─── Provided information ───
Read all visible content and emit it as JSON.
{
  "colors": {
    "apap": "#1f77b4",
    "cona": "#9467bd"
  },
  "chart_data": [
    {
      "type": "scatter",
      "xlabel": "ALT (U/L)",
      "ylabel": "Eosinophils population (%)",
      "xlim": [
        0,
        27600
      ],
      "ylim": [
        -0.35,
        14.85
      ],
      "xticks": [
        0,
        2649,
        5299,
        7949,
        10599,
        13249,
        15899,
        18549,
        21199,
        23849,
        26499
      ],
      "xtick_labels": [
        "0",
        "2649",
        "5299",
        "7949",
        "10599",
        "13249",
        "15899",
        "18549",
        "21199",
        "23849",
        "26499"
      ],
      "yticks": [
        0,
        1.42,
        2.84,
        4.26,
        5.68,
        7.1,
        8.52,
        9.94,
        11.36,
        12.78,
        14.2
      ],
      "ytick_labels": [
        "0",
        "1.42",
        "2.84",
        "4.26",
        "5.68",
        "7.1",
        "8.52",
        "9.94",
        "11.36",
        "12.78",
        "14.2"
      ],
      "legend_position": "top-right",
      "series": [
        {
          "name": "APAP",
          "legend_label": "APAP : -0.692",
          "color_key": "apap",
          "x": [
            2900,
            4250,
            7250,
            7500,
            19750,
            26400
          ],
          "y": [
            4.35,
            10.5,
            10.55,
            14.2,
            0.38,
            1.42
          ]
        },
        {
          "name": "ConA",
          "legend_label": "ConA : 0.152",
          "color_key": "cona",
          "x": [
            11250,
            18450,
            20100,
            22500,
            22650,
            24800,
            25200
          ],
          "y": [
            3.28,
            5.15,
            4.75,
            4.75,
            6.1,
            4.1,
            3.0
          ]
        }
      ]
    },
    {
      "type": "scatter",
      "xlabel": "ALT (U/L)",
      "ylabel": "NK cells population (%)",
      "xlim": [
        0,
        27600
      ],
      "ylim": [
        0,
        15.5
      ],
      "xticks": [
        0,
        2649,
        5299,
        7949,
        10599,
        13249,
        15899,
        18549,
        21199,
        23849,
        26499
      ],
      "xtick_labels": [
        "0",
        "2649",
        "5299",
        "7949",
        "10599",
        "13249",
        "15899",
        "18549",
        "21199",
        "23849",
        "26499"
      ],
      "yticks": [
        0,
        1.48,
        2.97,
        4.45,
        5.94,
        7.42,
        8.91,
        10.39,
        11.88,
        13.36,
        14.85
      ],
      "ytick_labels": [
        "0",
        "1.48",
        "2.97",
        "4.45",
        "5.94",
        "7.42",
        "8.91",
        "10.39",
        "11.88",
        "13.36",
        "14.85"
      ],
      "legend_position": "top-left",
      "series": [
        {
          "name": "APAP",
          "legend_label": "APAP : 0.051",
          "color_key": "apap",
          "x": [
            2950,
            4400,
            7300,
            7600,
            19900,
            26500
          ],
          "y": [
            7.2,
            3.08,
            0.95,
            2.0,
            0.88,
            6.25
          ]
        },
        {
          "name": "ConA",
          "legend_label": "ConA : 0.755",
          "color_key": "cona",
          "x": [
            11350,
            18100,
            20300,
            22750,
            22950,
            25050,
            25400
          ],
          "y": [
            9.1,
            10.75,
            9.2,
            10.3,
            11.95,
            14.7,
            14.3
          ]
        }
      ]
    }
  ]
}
───
◆ Exercise instructions ◆
Give back all the records above exactly as they were written.

◆ Solution ◆
Read all visible content and emit it as JSON.
{
  "colors": {
    "apap": "#1f77b4",
    "cona": "#9467bd"
  },
  "chart_data": [
    {
      "type": "scatter",
      "xlabel": "ALT (U/L)",
      "ylabel": "Eosinophils population (%)",
      "xlim": [
        0,
        27600
      ],
      "ylim": [
        -0.35,
        14.85
      ],
      "xticks": [
        0,
        2649,
        5299,
        7949,
        10599,
        13249,
        15899,
        18549,
        21199,
        23849,
        26499
      ],
      "xtick_labels": [
        "0",
        "2649",
        "5299",
        "7949",
        "10599",
        "13249",
        "15899",
        "18549",
        "21199",
        "23849",
        "26499"
      ],
      "yticks": [
        0,
        1.42,
        2.84,
        4.26,
        5.68,
        7.1,
        8.52,
        9.94,
        11.36,
        12.78,
        14.2
      ],
      "ytick_labels": [
        "0",
        "1.42",
        "2.84",
        "4.26",
        "5.68",
        "7.1",
        "8.52",
        "9.94",
        "11.36",
        "12.78",
        "14.2"
      ],
      "legend_position": "top-right",
      "series": [
        {
          "name": "APAP",
          "legend_label": "APAP : -0.692",
          "color_key": "apap",
          "x": [
            2900,
            4250,
            7250,
            7500,
            19750,
            26400
          ],
          "y": [
            4.35,
            10.5,
            10.55,
            14.2,
            0.38,
            1.42
          ]
        },
        {
          "name": "ConA",
          "legend_label": "ConA : 0.152",
          "color_key": "cona",
          "x": [
            11250,
            18450,
            20100,
            22500,
            22650,
            24800,
            25200
          ],
          "y": [
            3.28,
            5.15,
            4.75,
            4.75,
            6.1,
            4.1,
            3.0
          ]
        }
      ]
    },
    {
      "type": "scatter",
      "xlabel": "ALT (U/L)",
      "ylabel": "NK cells population (%)",
      "xlim": [
        0,
        27600
      ],
      "ylim": [
        0,
        15.5
      ],
      "xticks": [
        0,
        2649,
        5299,
        7949,
        10599,
        13249,
        15899,
        18549,
        21199,
        23849,
        26499
      ],
      "xtick_labels": [
        "0",
        "2649",
        "5299",
        "7949",
        "10599",
        "13249",
        "15899",
        "18549",
        "21199",
        "23849",
        "26499"
      ],
      "yticks": [
        0,
        1.48,
        2.97,
        4.45,
        5.94,
        7.42,
        8.91,
        10.39,
        11.88,
        13.36,
        14.85
      ],
      "ytick_labels": [
        "0",
        "1.48",
        "2.97",
        "4.45",
        "5.94",
        "7.42",
        "8.91",
        "10.39",
        "11.88",
        "13.36",
        "14.85"
      ],
      "legend_position": "top-left",
      "series": [
        {
          "name": "APAP",
          "legend_label": "APAP : 0.051",
          "color_key": "apap",
          "x": [
            2950,
            4400,
            7300,
            7600,
            19900,
            26500
          ],
          "y": [
            7.2,
            3.08,
            0.95,
            2.0,
            0.88,
            6.25
          ]
        },
        {
          "name": "ConA",
          "legend_label": "ConA : 0.755",
          "color_key": "cona",
          "x": [
            11350,
            18100,
            20300,
            22750,
            22950,
            25050,
            25400
          ],
          "y": [
            9.1,
            10.75,
            9.2,
            10.3,
            11.95,
            14.7,
            14.3
          ]
        }
      ]
    }
  ]
}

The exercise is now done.